**Written instruction:** Find the string "шароитида" in the entries and copy each line that has it.

**Recorded data:**
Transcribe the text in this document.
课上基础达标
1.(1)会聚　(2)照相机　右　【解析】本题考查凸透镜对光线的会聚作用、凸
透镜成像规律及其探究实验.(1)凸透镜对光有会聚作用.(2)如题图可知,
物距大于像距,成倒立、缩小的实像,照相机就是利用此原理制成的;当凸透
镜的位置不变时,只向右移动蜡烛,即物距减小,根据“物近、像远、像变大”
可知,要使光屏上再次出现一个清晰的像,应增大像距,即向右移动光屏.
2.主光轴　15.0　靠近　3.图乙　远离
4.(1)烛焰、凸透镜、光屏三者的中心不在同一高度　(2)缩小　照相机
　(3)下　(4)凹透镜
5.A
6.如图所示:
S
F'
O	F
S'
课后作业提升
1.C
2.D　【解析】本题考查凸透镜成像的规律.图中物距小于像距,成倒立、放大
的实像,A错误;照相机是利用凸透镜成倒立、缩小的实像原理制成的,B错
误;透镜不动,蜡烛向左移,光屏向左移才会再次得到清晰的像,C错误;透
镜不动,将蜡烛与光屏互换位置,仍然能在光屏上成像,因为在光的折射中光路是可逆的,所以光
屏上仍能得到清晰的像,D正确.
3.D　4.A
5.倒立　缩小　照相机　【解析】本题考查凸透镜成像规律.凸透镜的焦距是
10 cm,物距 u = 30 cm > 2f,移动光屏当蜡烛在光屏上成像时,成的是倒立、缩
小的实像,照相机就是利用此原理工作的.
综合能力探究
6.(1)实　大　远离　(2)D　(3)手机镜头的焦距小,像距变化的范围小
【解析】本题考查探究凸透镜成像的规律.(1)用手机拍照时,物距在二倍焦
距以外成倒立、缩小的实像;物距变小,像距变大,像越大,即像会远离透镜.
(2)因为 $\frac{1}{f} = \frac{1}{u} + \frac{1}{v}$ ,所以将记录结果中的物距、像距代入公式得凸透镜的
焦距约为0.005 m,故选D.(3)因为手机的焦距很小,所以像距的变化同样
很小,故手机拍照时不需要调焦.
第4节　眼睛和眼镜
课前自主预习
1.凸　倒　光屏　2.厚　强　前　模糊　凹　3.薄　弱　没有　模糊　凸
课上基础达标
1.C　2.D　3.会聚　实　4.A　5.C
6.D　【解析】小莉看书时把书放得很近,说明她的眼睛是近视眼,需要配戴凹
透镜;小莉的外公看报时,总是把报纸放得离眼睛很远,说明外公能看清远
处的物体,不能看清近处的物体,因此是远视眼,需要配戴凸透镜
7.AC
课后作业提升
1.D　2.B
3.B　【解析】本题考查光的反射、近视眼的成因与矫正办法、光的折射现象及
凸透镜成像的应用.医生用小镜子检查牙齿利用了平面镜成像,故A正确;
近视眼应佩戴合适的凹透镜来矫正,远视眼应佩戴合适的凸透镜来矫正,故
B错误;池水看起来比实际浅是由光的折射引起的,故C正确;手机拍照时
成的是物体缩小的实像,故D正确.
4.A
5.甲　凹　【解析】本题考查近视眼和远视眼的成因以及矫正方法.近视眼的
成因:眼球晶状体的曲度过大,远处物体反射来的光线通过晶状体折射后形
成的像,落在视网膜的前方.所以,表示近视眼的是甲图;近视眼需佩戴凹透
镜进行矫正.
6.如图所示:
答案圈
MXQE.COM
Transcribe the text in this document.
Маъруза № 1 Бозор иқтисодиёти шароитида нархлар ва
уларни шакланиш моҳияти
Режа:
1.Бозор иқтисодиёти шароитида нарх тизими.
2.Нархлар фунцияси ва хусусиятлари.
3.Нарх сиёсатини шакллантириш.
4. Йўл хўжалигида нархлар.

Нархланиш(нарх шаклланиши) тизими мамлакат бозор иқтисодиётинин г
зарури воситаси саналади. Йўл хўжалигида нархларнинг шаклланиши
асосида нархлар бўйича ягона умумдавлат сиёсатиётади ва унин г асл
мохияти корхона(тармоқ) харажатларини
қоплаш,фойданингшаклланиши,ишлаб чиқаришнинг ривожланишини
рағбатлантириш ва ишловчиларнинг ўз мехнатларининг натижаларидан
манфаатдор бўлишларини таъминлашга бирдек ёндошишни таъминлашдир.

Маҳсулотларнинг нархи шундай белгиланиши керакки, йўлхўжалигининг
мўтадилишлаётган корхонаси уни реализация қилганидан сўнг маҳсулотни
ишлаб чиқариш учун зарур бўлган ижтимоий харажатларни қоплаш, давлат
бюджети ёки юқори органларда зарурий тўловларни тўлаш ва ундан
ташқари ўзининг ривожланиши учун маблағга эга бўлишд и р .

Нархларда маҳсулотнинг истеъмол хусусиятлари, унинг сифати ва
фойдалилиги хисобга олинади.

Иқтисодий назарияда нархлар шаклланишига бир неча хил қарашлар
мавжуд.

**The output:**
Маъруза № 1 Бозор иқтисодиёти шароитида нархлар ва
1.Бозор иқтисодиёти шароитида нарх тизими.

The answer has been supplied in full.